§ **Request**
Exact reproduction is required for all entries.

§ **Records shown**
◇ ◇ ◇

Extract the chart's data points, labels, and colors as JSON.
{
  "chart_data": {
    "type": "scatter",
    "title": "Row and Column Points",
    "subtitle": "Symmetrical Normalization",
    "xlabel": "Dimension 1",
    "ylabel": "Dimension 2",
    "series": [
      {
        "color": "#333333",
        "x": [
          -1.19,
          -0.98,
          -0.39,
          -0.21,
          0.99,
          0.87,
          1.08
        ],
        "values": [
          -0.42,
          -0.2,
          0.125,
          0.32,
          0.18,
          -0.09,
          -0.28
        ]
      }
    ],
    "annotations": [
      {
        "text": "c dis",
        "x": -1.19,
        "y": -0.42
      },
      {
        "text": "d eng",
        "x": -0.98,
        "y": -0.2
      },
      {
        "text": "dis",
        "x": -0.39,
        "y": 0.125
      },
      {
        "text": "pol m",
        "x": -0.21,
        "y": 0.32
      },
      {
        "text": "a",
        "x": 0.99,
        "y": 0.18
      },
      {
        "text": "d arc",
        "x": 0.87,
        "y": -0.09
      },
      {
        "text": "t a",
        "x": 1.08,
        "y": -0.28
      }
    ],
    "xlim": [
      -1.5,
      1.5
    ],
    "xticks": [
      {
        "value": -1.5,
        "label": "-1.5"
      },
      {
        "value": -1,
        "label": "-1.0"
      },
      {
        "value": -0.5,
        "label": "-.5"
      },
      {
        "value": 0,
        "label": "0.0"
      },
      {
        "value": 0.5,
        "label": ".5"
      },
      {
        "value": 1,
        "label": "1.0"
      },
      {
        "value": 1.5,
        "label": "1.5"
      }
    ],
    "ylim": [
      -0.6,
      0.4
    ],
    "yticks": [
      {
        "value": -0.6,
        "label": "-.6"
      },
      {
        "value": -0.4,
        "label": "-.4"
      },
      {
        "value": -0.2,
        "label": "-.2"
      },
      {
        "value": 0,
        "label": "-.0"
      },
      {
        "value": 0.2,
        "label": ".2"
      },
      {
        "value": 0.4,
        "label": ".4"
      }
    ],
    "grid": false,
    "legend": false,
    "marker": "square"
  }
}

◇ ◇ ◇

§ **The reply**
Extract the chart's data points, labels, and colors as JSON.
{
  "chart_data": {
    "type": "scatter",
    "title": "Row and Column Points",
    "subtitle": "Symmetrical Normalization",
    "xlabel": "Dimension 1",
    "ylabel": "Dimension 2",
    "series": [
      {
        "color": "#333333",
        "x": [
          -1.19,
          -0.98,
          -0.39,
          -0.21,
          0.99,
          0.87,
          1.08
        ],
        "values": [
          -0.42,
          -0.2,
          0.125,
          0.32,
          0.18,
          -0.09,
          -0.28
        ]
      }
    ],
    "annotations": [
      {
        "text": "c dis",
        "x": -1.19,
        "y": -0.42
      },
      {
        "text": "d eng",
        "x": -0.98,
        "y": -0.2
      },
      {
        "text": "dis",
        "x": -0.39,
        "y": 0.125
      },
      {
        "text": "pol m",
        "x": -0.21,
        "y": 0.32
      },
      {
        "text": "a",
        "x": 0.99,
        "y": 0.18
      },
      {
        "text": "d arc",
        "x": 0.87,
        "y": -0.09
      },
      {
        "text": "t a",
        "x": 1.08,
        "y": -0.28
      }
    ],
    "xlim": [
      -1.5,
      1.5
    ],
    "xticks": [
      {
        "value": -1.5,
        "label": "-1.5"
      },
      {
        "value": -1,
        "label": "-1.0"
      },
      {
        "value": -0.5,
        "label": "-.5"
      },
      {
        "value": 0,
        "label": "0.0"
      },
      {
        "value": 0.5,
        "label": ".5"
      },
      {
        "value": 1,
        "label": "1.0"
      },
      {
        "value": 1.5,
        "label": "1.5"
      }
    ],
    "ylim": [
      -0.6,
      0.4
    ],
    "yticks": [
      {
        "value": -0.6,
        "label": "-.6"
      },
      {
        "value": -0.4,
        "label": "-.4"
      },
      {
        "value": -0.2,
        "label": "-.2"
      },
      {
        "value": 0,
        "label": "-.0"
      },
      {
        "value": 0.2,
        "label": ".2"
      },
      {
        "value": 0.4,
        "label": ".4"
      }
    ],
    "grid": false,
    "legend": false,
    "marker": "square"
  }
}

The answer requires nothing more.